> Entries supplied

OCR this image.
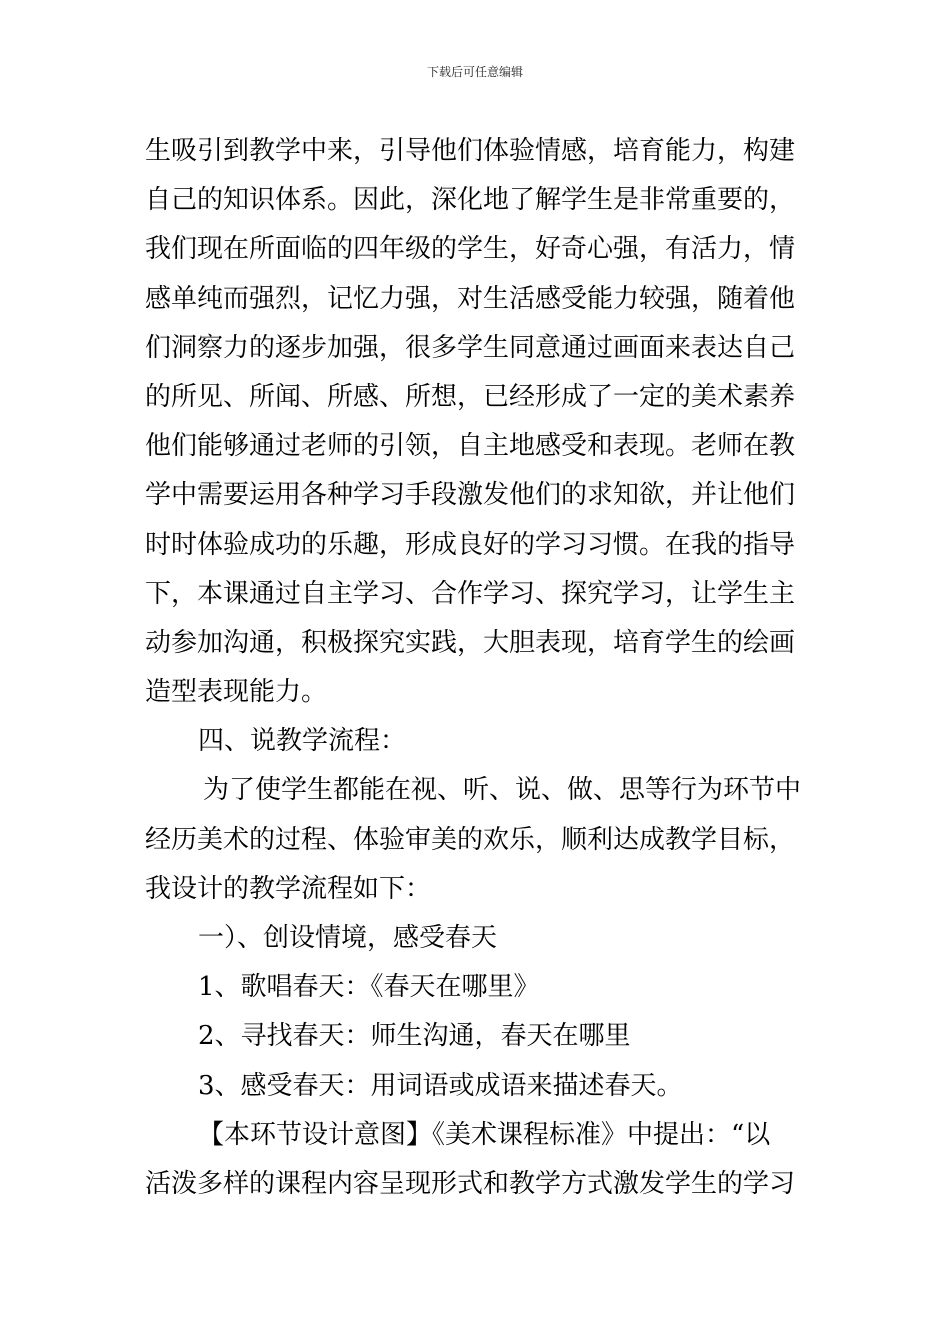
下载后可任意编辑
生吸引到教学中来，引导他们体验情感，培育能力，构建
自己的知识体系。因此，深化地了解学生是非常重要的，
我们现在所面临的四年级的学生，好奇心强，有活力，情
感单纯而强烈，记忆力强，对生活感受能力较强，随着他
们洞察力的逐步加强，很多学生同意通过画面来表达自己
的所见、所闻、所感、所想，已经形成了一定的美术素养
他们能够通过老师的引领，自主地感受和表现。老师在教
学中需要运用各种学习手段激发他们的求知欲，并让他们
时时体验成功的乐趣，形成良好的学习习惯。在我的指导
下，本课通过自主学习、合作学习、探究学习，让学生主
动参加沟通，积极探究实践，大胆表现，培育学生的绘画
造型表现能力。
四、说教学流程：
为了使学生都能在视、听、说、做、思等行为环节中
经历美术的过程、体验审美的欢乐，顺利达成教学目标，
我设计的教学流程如下：
一）、创设情境，感受春天
1、歌唱春天：《春天在哪里》
2、寻找春天：师生沟通，春天在哪里
3、感受春天：用词语或成语来描述春天。
【本环节设计意图】《美术课程标准》中提出：“以
活泼多样的课程内容呈现形式和教学方式激发学生的学习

> Stated task
Restate the listing above word for word, and skip the pictures.

> Answer to the exercise
OCR this image.
下载后可任意编辑
生吸引到教学中来，引导他们体验情感，培育能力，构建
自己的知识体系。因此，深化地了解学生是非常重要的，
我们现在所面临的四年级的学生，好奇心强，有活力，情
感单纯而强烈，记忆力强，对生活感受能力较强，随着他
们洞察力的逐步加强，很多学生同意通过画面来表达自己
的所见、所闻、所感、所想，已经形成了一定的美术素养
他们能够通过老师的引领，自主地感受和表现。老师在教
学中需要运用各种学习手段激发他们的求知欲，并让他们
时时体验成功的乐趣，形成良好的学习习惯。在我的指导
下，本课通过自主学习、合作学习、探究学习，让学生主
动参加沟通，积极探究实践，大胆表现，培育学生的绘画
造型表现能力。
四、说教学流程：
为了使学生都能在视、听、说、做、思等行为环节中
经历美术的过程、体验审美的欢乐，顺利达成教学目标，
我设计的教学流程如下：
一）、创设情境，感受春天
1、歌唱春天：《春天在哪里》
2、寻找春天：师生沟通，春天在哪里
3、感受春天：用词语或成语来描述春天。
【本环节设计意图】《美术课程标准》中提出：“以
活泼多样的课程内容呈现形式和教学方式激发学生的学习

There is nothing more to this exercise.